__RECORDS SUPPLIED__:
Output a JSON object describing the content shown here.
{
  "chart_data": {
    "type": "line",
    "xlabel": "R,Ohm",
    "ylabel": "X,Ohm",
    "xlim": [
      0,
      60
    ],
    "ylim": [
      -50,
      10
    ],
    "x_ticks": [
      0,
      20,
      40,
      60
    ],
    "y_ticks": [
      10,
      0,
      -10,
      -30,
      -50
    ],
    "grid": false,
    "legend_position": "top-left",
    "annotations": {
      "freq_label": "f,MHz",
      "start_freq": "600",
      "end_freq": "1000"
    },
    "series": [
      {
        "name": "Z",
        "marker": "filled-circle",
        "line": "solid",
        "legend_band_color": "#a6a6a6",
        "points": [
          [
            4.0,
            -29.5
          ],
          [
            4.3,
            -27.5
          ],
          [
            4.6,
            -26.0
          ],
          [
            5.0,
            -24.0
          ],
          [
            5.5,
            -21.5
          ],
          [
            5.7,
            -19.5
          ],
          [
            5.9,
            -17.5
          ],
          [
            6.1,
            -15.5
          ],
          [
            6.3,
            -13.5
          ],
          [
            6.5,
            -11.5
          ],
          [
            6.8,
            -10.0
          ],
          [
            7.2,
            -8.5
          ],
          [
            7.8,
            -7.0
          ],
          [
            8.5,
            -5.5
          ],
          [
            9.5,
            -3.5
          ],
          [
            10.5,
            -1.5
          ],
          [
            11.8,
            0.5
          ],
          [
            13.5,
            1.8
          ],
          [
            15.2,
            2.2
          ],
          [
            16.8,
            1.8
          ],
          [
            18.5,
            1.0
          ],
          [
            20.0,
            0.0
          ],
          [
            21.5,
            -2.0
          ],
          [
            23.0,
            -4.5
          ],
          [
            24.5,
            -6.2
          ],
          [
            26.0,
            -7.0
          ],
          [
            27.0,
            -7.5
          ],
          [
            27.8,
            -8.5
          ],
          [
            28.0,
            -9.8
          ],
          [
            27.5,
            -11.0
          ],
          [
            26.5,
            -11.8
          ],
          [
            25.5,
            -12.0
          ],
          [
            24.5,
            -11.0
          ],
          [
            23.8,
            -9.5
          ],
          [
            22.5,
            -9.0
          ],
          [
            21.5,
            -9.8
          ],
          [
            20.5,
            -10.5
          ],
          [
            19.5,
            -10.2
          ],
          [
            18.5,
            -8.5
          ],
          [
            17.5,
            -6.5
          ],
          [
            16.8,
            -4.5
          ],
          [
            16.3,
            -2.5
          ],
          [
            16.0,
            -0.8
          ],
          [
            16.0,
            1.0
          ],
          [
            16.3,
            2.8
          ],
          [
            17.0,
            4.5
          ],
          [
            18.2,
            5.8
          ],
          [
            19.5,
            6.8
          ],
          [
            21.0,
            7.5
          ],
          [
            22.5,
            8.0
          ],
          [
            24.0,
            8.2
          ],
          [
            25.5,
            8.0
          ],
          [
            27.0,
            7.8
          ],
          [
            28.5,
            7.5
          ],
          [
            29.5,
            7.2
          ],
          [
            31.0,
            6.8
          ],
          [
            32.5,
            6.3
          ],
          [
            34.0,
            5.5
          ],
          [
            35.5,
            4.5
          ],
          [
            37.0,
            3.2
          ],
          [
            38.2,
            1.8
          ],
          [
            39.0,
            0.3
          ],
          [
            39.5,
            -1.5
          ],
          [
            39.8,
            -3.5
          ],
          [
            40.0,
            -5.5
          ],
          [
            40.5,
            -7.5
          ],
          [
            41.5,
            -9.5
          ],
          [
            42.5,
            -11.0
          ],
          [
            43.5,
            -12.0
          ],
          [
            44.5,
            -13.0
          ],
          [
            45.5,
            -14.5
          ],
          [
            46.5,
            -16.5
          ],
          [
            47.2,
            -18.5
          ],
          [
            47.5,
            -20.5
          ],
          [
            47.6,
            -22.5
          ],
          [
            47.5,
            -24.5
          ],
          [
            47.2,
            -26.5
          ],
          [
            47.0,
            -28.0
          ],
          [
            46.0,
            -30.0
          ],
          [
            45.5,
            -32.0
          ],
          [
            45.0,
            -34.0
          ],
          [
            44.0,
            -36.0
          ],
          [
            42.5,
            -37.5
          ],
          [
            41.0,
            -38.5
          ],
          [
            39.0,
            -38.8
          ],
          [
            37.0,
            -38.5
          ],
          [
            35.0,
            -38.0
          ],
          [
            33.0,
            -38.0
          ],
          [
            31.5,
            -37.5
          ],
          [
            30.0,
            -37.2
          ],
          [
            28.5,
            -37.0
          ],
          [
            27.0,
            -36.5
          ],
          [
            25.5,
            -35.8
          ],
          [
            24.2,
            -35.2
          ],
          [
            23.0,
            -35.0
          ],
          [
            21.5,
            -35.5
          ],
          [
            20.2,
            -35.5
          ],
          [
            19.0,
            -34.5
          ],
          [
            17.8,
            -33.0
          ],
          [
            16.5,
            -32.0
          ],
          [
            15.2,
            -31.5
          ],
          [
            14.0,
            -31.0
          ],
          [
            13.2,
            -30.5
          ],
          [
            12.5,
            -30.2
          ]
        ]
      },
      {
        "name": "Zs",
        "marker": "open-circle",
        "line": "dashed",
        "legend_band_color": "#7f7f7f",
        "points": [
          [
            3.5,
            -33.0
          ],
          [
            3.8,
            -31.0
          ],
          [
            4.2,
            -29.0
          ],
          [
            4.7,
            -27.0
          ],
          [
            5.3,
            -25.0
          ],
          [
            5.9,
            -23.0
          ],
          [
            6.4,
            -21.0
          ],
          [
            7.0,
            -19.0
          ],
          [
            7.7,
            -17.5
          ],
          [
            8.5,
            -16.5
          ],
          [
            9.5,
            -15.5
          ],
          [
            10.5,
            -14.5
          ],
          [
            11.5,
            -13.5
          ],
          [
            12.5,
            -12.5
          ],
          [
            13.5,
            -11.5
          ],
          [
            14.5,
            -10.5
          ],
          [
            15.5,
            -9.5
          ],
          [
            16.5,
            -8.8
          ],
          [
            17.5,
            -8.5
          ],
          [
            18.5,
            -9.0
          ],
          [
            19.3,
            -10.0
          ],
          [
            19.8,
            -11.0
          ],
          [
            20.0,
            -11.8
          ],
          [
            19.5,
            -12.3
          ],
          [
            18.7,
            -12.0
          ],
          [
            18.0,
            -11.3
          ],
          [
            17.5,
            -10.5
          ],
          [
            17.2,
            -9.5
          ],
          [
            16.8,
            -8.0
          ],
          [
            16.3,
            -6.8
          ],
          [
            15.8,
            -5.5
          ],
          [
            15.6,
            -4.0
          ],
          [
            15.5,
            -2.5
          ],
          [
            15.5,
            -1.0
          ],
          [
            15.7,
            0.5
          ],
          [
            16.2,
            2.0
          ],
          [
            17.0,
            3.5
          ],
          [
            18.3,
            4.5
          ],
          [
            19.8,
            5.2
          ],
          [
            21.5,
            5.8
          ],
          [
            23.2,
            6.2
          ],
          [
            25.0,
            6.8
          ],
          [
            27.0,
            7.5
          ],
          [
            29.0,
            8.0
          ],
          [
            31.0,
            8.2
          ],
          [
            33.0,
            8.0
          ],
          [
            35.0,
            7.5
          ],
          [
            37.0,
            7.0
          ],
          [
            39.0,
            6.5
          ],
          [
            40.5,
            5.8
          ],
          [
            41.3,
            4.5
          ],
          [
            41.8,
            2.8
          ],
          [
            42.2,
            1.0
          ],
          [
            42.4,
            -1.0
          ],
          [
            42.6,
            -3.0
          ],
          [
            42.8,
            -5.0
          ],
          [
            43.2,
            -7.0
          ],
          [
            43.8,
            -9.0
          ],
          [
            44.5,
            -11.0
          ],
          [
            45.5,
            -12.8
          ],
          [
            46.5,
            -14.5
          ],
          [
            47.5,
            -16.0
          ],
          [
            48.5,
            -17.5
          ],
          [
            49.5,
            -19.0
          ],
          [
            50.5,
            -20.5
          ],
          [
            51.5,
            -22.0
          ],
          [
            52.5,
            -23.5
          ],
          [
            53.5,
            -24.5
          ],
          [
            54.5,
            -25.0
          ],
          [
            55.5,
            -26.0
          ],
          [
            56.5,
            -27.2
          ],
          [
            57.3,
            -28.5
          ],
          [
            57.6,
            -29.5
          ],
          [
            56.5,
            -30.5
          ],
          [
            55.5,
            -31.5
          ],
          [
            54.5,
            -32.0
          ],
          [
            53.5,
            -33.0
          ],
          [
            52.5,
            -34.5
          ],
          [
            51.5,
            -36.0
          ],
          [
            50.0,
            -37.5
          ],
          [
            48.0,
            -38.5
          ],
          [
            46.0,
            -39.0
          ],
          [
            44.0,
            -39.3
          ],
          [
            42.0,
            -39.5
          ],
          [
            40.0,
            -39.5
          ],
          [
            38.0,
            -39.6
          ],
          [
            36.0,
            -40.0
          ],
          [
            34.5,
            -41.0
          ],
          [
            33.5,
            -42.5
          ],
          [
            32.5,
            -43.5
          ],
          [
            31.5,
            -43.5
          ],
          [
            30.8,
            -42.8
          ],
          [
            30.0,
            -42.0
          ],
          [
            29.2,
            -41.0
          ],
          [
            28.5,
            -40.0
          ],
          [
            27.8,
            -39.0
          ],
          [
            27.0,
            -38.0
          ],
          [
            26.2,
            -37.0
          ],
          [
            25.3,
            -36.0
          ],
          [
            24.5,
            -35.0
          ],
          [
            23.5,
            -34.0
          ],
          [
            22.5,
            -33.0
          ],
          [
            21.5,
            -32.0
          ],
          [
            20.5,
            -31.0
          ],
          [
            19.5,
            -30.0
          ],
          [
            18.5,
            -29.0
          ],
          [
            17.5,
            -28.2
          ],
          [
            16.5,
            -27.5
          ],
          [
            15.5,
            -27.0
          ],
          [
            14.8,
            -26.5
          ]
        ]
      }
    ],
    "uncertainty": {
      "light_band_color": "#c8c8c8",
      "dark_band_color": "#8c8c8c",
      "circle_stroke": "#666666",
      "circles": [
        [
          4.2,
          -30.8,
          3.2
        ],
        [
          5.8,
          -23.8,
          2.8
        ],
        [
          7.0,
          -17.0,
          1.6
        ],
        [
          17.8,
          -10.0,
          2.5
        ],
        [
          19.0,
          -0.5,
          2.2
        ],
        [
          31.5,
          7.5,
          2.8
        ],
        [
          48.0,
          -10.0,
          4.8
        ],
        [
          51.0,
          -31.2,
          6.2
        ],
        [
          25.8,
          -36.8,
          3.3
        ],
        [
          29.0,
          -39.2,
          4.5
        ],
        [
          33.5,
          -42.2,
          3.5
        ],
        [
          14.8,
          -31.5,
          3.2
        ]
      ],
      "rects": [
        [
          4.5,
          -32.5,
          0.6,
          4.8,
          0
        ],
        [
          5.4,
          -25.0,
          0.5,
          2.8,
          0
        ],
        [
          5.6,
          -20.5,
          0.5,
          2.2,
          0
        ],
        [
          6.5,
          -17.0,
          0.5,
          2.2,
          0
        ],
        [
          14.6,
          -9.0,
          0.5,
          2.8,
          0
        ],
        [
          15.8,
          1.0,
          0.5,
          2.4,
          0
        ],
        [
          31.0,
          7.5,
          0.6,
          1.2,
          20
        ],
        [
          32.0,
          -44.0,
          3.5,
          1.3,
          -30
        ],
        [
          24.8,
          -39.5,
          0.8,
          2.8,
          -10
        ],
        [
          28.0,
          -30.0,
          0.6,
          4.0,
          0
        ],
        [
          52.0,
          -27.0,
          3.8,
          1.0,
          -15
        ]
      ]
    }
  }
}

__PROBLEM DETAILS__: Work out how many lines in the records above contain the word "marker", and give only that number.

__FINAL RESULT__: 2